** start The records **

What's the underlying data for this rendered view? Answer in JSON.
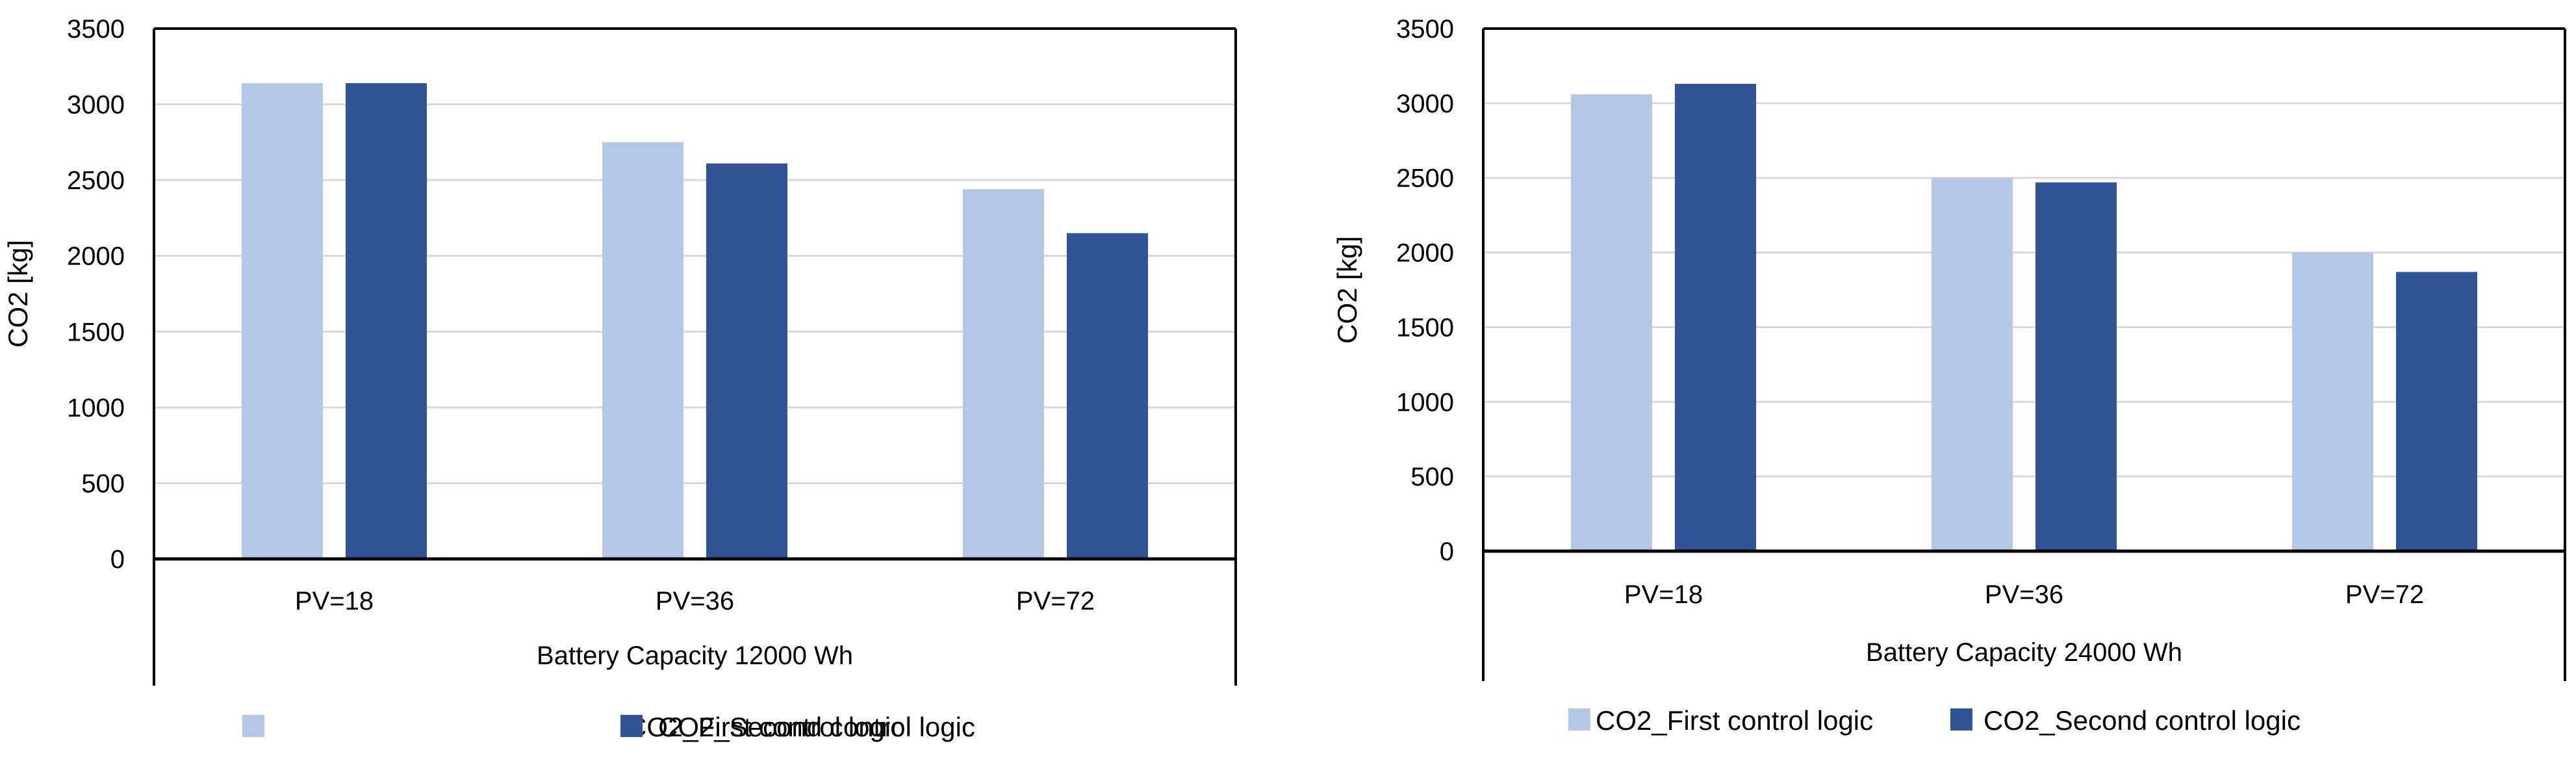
{
  "series_colors": [
    "#b4c7e7",
    "#2f5597"
  ],
  "chart_data": [
    {
      "type": "bar",
      "title": "",
      "ylabel": "CO2 [kg]",
      "xlabel": "Battery Capacity 12000 Wh",
      "categories": [
        "PV=18",
        "PV=36",
        "PV=72"
      ],
      "ylim": [
        0,
        3500
      ],
      "yticks": [
        0,
        500,
        1000,
        1500,
        2000,
        2500,
        3000,
        3500
      ],
      "grid": true,
      "legend_position": "bottom",
      "series": [
        {
          "name": "CO2_First control logic",
          "values": [
            3140,
            2750,
            2440
          ]
        },
        {
          "name": "CO2_Second control logic",
          "values": [
            3140,
            2610,
            2150
          ]
        }
      ]
    },
    {
      "type": "bar",
      "title": "",
      "ylabel": "CO2 [kg]",
      "xlabel": "Battery Capacity 24000 Wh",
      "categories": [
        "PV=18",
        "PV=36",
        "PV=72"
      ],
      "ylim": [
        0,
        3500
      ],
      "yticks": [
        0,
        500,
        1000,
        1500,
        2000,
        2500,
        3000,
        3500
      ],
      "grid": true,
      "legend_position": "bottom",
      "series": [
        {
          "name": "CO2_First control logic",
          "values": [
            3060,
            2500,
            2000
          ]
        },
        {
          "name": "CO2_Second control logic",
          "values": [
            3130,
            2470,
            1870
          ]
        }
      ]
    }
  ]
}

** end The records **

Required work. Reproduce the listing exactly. Leave its pictures out.

Final answer.
What's the underlying data for this rendered view? Answer in JSON.
{
  "series_colors": [
    "#b4c7e7",
    "#2f5597"
  ],
  "chart_data": [
    {
      "type": "bar",
      "title": "",
      "ylabel": "CO2 [kg]",
      "xlabel": "Battery Capacity 12000 Wh",
      "categories": [
        "PV=18",
        "PV=36",
        "PV=72"
      ],
      "ylim": [
        0,
        3500
      ],
      "yticks": [
        0,
        500,
        1000,
        1500,
        2000,
        2500,
        3000,
        3500
      ],
      "grid": true,
      "legend_position": "bottom",
      "series": [
        {
          "name": "CO2_First control logic",
          "values": [
            3140,
            2750,
            2440
          ]
        },
        {
          "name": "CO2_Second control logic",
          "values": [
            3140,
            2610,
            2150
          ]
        }
      ]
    },
    {
      "type": "bar",
      "title": "",
      "ylabel": "CO2 [kg]",
      "xlabel": "Battery Capacity 24000 Wh",
      "categories": [
        "PV=18",
        "PV=36",
        "PV=72"
      ],
      "ylim": [
        0,
        3500
      ],
      "yticks": [
        0,
        500,
        1000,
        1500,
        2000,
        2500,
        3000,
        3500
      ],
      "grid": true,
      "legend_position": "bottom",
      "series": [
        {
          "name": "CO2_First control logic",
          "values": [
            3060,
            2500,
            2000
          ]
        },
        {
          "name": "CO2_Second control logic",
          "values": [
            3130,
            2470,
            1870
          ]
        }
      ]
    }
  ]
}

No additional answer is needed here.